[TO DO] Copy, from the data below, every line that has "Score" in it.

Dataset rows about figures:
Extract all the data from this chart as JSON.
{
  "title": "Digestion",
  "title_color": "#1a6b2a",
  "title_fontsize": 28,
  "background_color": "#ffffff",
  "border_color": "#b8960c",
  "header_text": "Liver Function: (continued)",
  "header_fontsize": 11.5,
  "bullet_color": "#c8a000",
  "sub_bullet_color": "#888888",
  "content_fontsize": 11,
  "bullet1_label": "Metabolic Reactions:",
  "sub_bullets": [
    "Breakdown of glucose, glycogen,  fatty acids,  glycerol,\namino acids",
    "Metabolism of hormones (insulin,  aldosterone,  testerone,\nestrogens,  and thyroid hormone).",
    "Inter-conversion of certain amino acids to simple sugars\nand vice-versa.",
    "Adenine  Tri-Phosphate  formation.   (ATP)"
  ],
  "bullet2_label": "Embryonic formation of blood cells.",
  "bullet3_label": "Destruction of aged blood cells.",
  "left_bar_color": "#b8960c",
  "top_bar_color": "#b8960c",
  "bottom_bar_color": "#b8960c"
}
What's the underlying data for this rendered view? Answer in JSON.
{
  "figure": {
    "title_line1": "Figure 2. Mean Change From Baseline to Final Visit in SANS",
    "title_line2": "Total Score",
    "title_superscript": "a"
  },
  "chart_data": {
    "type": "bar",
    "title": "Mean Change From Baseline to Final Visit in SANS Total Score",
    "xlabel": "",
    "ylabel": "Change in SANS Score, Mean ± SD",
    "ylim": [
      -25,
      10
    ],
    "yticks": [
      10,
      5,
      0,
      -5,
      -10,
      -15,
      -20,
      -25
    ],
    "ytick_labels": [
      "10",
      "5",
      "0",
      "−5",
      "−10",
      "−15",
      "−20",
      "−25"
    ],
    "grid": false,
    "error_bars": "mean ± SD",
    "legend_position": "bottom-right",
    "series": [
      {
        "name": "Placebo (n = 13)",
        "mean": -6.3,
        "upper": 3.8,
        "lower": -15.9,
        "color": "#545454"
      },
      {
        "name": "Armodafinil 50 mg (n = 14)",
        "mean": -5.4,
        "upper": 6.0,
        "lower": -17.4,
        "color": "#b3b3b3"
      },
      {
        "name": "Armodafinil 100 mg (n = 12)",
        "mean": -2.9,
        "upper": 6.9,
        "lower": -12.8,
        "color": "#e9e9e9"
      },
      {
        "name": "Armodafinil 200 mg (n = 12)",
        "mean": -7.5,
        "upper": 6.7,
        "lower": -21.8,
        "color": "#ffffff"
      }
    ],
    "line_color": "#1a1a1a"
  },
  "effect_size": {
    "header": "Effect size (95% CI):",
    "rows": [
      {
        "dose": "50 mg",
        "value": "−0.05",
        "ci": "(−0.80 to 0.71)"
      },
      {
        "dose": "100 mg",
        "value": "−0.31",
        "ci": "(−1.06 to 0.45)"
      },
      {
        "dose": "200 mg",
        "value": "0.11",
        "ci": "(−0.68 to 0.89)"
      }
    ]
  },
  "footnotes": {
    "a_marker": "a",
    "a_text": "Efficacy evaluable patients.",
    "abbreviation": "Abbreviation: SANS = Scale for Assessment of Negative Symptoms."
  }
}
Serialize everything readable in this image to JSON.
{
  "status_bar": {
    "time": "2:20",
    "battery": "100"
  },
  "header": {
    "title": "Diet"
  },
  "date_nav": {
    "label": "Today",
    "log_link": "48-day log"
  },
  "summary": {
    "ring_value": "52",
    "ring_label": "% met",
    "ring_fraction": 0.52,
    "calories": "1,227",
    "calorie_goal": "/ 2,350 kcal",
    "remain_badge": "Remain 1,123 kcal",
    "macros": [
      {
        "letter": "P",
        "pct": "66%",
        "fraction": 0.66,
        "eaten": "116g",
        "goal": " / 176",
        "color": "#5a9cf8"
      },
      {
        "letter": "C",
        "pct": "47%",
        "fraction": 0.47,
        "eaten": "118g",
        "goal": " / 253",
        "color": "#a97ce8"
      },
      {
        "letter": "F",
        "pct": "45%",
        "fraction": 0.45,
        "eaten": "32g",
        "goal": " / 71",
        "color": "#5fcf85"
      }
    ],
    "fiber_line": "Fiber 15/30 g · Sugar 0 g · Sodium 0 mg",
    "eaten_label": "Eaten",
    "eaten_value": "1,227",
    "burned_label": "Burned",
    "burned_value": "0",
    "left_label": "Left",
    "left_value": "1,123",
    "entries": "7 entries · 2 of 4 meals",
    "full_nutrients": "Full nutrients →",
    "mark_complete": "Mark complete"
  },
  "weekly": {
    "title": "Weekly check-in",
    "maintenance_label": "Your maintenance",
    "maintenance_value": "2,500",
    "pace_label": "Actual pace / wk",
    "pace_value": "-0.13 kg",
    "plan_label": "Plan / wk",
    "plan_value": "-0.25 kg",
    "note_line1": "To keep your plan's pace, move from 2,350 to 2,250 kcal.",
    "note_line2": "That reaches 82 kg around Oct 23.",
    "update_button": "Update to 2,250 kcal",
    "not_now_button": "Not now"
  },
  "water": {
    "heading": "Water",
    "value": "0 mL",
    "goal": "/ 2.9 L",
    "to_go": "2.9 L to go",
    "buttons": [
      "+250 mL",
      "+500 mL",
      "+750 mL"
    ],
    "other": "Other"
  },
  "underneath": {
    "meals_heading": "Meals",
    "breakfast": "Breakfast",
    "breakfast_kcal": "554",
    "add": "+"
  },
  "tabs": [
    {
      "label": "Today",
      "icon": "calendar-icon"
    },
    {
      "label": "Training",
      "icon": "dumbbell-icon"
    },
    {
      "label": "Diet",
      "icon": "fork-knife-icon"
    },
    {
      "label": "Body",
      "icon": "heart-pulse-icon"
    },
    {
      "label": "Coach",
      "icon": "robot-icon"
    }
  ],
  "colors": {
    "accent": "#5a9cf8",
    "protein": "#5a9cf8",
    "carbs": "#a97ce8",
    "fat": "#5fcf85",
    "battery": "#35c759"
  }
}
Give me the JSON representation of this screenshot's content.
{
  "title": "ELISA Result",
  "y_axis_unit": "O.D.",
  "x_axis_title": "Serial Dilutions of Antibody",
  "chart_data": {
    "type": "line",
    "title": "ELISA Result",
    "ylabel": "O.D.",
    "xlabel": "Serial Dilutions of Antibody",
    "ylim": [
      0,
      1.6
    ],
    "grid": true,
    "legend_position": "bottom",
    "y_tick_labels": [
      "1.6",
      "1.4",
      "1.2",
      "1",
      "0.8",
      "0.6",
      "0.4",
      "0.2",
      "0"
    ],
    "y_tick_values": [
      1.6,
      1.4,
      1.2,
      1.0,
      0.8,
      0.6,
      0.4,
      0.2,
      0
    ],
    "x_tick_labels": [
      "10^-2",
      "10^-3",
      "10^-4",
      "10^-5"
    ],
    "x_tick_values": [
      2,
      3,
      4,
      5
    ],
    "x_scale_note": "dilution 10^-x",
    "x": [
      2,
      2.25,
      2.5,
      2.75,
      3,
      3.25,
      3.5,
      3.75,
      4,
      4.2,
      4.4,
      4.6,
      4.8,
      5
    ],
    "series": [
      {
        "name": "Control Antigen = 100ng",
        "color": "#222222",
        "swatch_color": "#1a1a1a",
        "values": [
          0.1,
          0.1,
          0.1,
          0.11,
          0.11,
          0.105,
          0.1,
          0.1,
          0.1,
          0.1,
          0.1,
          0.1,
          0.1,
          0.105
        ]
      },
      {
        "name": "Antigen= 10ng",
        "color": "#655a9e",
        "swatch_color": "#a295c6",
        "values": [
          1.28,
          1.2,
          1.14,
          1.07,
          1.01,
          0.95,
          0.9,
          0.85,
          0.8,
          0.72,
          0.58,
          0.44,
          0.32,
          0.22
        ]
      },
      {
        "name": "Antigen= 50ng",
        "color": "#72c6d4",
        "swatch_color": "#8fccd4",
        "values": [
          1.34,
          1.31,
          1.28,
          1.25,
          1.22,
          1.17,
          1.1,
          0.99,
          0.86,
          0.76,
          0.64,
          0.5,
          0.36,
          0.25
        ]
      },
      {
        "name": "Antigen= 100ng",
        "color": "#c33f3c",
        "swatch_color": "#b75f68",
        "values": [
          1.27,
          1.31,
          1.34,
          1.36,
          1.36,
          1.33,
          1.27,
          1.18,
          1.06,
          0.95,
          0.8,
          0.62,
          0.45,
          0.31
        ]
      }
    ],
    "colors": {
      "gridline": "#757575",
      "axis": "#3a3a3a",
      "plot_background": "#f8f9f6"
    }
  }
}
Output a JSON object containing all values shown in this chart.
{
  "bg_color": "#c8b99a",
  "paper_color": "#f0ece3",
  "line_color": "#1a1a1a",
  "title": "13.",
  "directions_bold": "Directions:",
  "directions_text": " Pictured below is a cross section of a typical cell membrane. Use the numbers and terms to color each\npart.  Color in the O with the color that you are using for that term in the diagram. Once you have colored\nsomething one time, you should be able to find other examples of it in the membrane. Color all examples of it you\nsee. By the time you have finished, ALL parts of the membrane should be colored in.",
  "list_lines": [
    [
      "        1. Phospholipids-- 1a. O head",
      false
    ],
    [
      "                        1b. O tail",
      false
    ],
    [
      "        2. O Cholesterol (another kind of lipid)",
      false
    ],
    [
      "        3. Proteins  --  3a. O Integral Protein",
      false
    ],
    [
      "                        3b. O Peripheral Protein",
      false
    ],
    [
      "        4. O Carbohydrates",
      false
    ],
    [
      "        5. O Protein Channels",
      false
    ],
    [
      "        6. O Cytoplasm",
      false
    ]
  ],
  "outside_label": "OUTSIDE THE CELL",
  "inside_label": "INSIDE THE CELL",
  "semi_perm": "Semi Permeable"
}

[RESULT]
    "title_line2": "Total Score",
    "title": "Mean Change From Baseline to Final Visit in SANS Total Score",
    "ylabel": "Change in SANS Score, Mean ± SD",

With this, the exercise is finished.